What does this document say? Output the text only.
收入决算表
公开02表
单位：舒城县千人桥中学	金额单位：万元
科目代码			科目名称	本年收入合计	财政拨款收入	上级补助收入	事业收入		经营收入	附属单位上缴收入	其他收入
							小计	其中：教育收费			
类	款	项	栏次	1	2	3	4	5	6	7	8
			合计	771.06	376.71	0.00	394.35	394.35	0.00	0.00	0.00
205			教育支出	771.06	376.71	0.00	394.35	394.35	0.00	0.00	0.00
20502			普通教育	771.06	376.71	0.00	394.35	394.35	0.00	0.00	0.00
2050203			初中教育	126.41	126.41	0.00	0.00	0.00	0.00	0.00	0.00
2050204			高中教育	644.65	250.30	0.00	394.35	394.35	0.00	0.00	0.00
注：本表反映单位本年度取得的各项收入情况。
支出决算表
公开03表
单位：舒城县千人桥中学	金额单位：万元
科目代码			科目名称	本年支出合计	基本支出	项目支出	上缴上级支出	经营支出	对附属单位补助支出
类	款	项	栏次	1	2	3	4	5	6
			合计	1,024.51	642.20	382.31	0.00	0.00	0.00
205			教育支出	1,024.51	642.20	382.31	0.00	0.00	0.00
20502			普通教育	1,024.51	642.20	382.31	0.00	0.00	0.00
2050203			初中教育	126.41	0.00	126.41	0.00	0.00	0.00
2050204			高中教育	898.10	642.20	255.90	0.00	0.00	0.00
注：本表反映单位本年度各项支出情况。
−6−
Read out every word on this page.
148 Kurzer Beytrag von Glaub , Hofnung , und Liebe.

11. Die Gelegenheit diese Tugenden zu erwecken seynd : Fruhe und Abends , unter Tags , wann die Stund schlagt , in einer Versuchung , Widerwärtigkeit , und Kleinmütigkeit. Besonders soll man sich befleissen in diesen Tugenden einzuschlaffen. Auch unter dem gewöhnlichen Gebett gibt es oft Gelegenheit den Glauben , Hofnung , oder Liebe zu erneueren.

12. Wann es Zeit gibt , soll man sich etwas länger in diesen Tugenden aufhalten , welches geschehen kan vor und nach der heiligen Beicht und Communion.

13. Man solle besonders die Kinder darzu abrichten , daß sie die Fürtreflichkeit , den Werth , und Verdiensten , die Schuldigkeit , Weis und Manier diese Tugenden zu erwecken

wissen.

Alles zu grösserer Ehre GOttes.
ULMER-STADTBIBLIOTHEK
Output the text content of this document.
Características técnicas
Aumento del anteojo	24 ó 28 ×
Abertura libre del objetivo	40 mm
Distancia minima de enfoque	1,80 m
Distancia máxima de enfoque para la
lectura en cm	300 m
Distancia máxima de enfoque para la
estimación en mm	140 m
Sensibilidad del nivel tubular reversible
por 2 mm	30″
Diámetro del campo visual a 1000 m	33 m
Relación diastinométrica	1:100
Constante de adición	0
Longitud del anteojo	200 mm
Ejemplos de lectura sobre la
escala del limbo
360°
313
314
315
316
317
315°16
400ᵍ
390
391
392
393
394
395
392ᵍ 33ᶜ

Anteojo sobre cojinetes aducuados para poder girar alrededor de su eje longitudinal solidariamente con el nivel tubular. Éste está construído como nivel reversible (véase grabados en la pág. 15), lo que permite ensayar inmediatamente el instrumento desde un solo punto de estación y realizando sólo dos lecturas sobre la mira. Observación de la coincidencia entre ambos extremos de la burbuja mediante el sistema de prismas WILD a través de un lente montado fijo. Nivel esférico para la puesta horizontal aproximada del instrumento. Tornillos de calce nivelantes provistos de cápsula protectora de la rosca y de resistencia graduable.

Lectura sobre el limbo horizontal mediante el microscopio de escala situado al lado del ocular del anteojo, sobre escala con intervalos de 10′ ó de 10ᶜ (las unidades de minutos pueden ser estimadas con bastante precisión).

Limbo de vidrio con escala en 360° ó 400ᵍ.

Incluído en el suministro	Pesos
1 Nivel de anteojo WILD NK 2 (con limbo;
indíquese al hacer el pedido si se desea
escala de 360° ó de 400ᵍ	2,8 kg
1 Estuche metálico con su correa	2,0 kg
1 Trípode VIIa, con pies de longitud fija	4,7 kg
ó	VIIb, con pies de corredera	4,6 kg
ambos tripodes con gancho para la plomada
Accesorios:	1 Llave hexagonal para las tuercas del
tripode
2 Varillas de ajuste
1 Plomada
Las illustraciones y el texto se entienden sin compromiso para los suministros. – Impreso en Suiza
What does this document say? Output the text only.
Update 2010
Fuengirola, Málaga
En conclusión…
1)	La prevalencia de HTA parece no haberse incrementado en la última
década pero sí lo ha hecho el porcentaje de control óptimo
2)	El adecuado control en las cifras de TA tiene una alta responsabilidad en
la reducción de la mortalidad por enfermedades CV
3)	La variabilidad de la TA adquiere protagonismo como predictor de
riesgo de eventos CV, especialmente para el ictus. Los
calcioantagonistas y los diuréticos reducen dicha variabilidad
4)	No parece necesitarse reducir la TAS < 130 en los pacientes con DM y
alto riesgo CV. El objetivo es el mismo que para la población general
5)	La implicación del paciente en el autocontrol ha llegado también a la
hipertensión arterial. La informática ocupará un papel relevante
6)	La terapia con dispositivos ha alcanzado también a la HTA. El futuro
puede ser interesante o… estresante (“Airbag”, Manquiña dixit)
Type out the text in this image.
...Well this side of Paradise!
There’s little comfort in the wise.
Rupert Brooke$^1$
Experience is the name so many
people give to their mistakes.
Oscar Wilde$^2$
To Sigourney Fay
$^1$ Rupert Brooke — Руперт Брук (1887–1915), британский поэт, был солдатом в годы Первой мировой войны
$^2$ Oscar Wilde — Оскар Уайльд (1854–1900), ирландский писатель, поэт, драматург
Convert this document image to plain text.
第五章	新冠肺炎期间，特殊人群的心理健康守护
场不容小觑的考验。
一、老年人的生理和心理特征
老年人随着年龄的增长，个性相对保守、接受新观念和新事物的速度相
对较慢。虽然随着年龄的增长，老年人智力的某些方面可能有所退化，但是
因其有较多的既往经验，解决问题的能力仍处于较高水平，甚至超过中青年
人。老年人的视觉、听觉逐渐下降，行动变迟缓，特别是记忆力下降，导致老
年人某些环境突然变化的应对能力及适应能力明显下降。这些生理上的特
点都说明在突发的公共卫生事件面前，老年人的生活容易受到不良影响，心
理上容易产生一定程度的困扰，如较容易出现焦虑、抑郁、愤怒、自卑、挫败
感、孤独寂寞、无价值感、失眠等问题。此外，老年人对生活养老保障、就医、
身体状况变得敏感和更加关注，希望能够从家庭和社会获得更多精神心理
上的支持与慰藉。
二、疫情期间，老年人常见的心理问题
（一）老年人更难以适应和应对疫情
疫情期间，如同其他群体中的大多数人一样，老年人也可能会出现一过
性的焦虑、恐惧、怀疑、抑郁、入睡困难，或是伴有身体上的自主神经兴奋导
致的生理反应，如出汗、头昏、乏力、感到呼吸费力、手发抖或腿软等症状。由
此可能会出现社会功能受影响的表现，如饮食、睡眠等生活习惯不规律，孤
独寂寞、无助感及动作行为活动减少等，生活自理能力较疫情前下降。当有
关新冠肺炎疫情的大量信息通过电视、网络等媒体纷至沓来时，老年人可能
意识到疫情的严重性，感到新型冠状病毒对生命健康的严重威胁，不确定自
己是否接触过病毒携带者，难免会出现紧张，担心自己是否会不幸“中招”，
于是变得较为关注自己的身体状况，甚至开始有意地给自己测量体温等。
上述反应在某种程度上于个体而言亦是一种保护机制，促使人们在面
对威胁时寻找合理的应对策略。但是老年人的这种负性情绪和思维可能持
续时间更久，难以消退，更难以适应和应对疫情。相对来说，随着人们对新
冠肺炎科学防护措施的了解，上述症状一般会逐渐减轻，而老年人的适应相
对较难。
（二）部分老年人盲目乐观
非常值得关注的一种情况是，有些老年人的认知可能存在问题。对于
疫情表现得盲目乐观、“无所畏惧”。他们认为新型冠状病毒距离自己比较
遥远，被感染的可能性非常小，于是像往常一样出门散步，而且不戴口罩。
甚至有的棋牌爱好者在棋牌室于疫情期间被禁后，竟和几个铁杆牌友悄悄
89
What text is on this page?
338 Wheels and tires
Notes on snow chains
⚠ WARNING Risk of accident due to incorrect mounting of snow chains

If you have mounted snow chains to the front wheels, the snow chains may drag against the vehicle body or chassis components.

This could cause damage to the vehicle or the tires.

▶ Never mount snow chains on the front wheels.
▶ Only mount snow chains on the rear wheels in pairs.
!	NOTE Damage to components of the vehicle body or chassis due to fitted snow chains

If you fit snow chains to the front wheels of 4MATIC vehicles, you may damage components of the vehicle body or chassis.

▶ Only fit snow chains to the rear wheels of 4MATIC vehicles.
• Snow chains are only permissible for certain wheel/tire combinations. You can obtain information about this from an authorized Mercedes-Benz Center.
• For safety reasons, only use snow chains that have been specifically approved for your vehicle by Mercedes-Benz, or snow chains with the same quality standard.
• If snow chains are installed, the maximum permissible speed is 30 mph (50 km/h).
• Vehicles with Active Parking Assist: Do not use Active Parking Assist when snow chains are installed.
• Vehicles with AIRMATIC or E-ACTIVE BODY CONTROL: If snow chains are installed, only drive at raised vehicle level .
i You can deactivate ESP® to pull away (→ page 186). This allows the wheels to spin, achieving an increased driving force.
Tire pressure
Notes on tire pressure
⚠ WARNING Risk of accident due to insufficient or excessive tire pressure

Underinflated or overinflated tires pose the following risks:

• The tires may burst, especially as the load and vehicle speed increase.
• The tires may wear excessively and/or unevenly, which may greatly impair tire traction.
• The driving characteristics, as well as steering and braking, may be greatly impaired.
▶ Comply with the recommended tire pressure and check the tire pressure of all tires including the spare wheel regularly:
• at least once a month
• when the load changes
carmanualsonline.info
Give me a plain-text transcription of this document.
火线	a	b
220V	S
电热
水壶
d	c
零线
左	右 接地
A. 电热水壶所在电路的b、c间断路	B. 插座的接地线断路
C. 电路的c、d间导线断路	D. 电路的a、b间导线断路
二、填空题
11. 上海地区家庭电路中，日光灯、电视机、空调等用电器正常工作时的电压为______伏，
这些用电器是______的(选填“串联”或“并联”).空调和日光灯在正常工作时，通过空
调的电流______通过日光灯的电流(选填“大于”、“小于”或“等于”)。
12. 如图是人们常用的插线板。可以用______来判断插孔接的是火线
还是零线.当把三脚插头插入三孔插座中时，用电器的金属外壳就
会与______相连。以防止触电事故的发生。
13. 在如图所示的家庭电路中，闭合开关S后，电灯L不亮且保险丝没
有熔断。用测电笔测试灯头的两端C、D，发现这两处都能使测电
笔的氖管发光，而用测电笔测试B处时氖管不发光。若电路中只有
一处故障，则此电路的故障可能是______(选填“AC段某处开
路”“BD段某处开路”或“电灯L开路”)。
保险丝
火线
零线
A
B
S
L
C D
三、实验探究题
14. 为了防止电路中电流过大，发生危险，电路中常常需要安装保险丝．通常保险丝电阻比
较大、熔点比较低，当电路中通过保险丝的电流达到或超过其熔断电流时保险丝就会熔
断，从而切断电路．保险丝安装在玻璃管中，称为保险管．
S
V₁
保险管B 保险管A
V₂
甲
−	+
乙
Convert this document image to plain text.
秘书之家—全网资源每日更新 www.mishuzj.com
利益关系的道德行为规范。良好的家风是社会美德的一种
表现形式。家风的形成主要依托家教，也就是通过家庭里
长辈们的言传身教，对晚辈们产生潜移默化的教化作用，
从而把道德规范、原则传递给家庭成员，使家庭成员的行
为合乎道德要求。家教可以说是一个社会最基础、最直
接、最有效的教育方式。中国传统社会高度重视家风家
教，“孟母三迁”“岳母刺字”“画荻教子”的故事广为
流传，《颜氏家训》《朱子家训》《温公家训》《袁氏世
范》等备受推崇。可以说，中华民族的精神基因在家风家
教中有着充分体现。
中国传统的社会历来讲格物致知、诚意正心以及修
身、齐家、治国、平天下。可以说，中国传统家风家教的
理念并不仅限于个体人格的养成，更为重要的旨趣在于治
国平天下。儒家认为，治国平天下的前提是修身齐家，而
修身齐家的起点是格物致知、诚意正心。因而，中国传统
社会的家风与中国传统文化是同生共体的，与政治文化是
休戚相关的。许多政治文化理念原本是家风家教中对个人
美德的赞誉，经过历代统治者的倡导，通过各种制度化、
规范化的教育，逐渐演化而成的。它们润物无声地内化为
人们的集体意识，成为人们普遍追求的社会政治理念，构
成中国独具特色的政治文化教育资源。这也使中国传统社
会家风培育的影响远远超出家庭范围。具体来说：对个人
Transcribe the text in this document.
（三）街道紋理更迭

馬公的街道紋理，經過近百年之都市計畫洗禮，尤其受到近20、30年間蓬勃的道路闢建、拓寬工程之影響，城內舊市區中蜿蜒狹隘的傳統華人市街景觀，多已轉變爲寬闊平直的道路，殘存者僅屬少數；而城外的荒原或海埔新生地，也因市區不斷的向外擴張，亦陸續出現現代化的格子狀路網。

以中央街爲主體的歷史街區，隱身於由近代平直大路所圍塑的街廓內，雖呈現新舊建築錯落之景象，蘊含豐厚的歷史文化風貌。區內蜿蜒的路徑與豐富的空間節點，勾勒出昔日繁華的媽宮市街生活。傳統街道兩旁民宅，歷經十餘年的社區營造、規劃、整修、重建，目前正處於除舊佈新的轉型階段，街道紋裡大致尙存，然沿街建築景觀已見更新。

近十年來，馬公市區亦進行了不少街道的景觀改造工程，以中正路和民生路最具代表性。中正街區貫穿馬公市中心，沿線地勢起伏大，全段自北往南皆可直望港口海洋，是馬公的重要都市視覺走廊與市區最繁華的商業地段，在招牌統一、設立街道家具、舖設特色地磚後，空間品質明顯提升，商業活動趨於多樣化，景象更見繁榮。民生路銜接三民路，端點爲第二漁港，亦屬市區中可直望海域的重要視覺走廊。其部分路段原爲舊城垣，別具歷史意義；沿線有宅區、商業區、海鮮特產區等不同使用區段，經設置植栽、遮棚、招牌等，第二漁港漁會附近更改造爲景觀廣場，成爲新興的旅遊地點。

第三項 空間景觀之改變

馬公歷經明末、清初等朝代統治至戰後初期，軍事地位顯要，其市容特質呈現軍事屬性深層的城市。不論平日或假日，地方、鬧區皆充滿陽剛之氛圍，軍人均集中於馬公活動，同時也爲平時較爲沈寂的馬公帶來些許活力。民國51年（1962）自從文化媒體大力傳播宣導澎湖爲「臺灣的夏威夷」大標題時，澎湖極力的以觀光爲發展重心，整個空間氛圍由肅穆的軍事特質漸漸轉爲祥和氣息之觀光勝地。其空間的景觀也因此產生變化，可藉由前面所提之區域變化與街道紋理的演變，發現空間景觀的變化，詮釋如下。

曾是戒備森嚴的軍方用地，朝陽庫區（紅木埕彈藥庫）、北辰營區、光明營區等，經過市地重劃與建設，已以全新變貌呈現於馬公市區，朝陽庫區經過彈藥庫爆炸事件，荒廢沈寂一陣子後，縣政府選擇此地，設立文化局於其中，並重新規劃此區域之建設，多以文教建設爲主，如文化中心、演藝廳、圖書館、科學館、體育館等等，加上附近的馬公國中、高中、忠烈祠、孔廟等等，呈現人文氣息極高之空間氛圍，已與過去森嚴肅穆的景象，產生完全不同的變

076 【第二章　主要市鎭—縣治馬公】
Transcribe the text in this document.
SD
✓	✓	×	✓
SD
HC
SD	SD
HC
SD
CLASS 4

Description of the task: Say how many lines in this listing hold the string "permissible", giving the count and nothing more.

Task output: 2